▸ **WHAT IS REQUIRED**:
Type out all the records word for word. Any pictures are to be left out.

▸ **ENTRIES**:
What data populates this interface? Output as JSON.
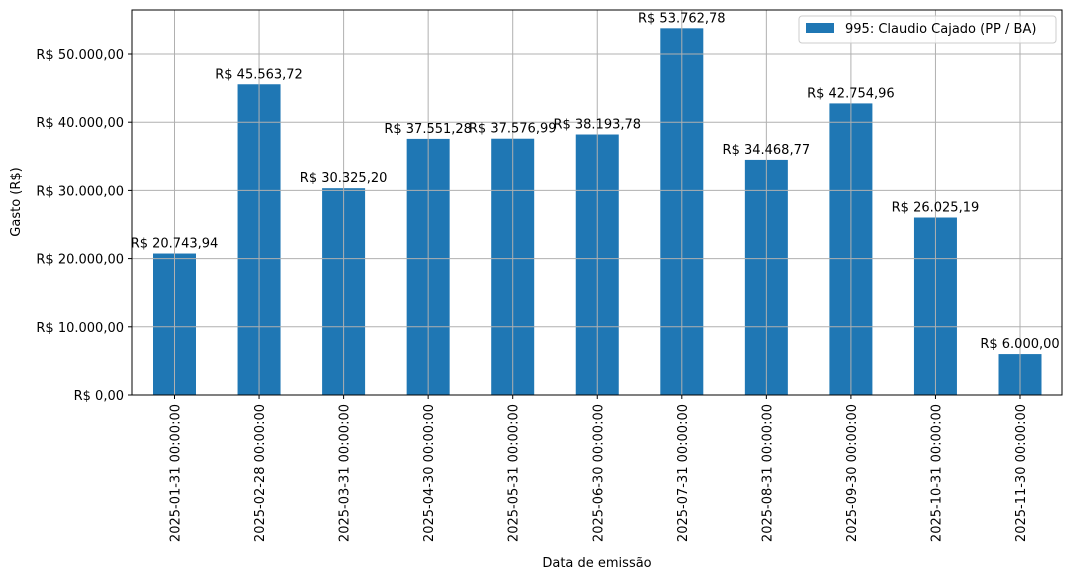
{
  "chart_data": {
    "type": "bar",
    "title": "",
    "xlabel": "Data de emissão",
    "ylabel": "Gasto (R$)",
    "categories": [
      "2025-01-31 00:00:00",
      "2025-02-28 00:00:00",
      "2025-03-31 00:00:00",
      "2025-04-30 00:00:00",
      "2025-05-31 00:00:00",
      "2025-06-30 00:00:00",
      "2025-07-31 00:00:00",
      "2025-08-31 00:00:00",
      "2025-09-30 00:00:00",
      "2025-10-31 00:00:00",
      "2025-11-30 00:00:00"
    ],
    "series": [
      {
        "name": "995: Claudio Cajado (PP / BA)",
        "color": "#1f77b4",
        "values": [
          20743.94,
          45563.72,
          30325.2,
          37551.28,
          37576.99,
          38193.78,
          53762.78,
          34468.77,
          42754.96,
          26025.19,
          6000.0
        ],
        "labels": [
          "R$ 20.743,94",
          "R$ 45.563,72",
          "R$ 30.325,20",
          "R$ 37.551,28",
          "R$ 37.576,99",
          "R$ 38.193,78",
          "R$ 53.762,78",
          "R$ 34.468,77",
          "R$ 42.754,96",
          "R$ 26.025,19",
          "R$ 6.000,00"
        ]
      }
    ],
    "yticks": [
      0,
      10000,
      20000,
      30000,
      40000,
      50000
    ],
    "ytick_labels": [
      "R$ 0,00",
      "R$ 10.000,00",
      "R$ 20.000,00",
      "R$ 30.000,00",
      "R$ 40.000,00",
      "R$ 50.000,00"
    ],
    "ylim": [
      0,
      56451
    ],
    "grid": true,
    "legend_position": "upper right"
  }
}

▸ **WRITTEN ANSWER**:
What data populates this interface? Output as JSON.
{
  "chart_data": {
    "type": "bar",
    "title": "",
    "xlabel": "Data de emissão",
    "ylabel": "Gasto (R$)",
    "categories": [
      "2025-01-31 00:00:00",
      "2025-02-28 00:00:00",
      "2025-03-31 00:00:00",
      "2025-04-30 00:00:00",
      "2025-05-31 00:00:00",
      "2025-06-30 00:00:00",
      "2025-07-31 00:00:00",
      "2025-08-31 00:00:00",
      "2025-09-30 00:00:00",
      "2025-10-31 00:00:00",
      "2025-11-30 00:00:00"
    ],
    "series": [
      {
        "name": "995: Claudio Cajado (PP / BA)",
        "color": "#1f77b4",
        "values": [
          20743.94,
          45563.72,
          30325.2,
          37551.28,
          37576.99,
          38193.78,
          53762.78,
          34468.77,
          42754.96,
          26025.19,
          6000.0
        ],
        "labels": [
          "R$ 20.743,94",
          "R$ 45.563,72",
          "R$ 30.325,20",
          "R$ 37.551,28",
          "R$ 37.576,99",
          "R$ 38.193,78",
          "R$ 53.762,78",
          "R$ 34.468,77",
          "R$ 42.754,96",
          "R$ 26.025,19",
          "R$ 6.000,00"
        ]
      }
    ],
    "yticks": [
      0,
      10000,
      20000,
      30000,
      40000,
      50000
    ],
    "ytick_labels": [
      "R$ 0,00",
      "R$ 10.000,00",
      "R$ 20.000,00",
      "R$ 30.000,00",
      "R$ 40.000,00",
      "R$ 50.000,00"
    ],
    "ylim": [
      0,
      56451
    ],
    "grid": true,
    "legend_position": "upper right"
  }
}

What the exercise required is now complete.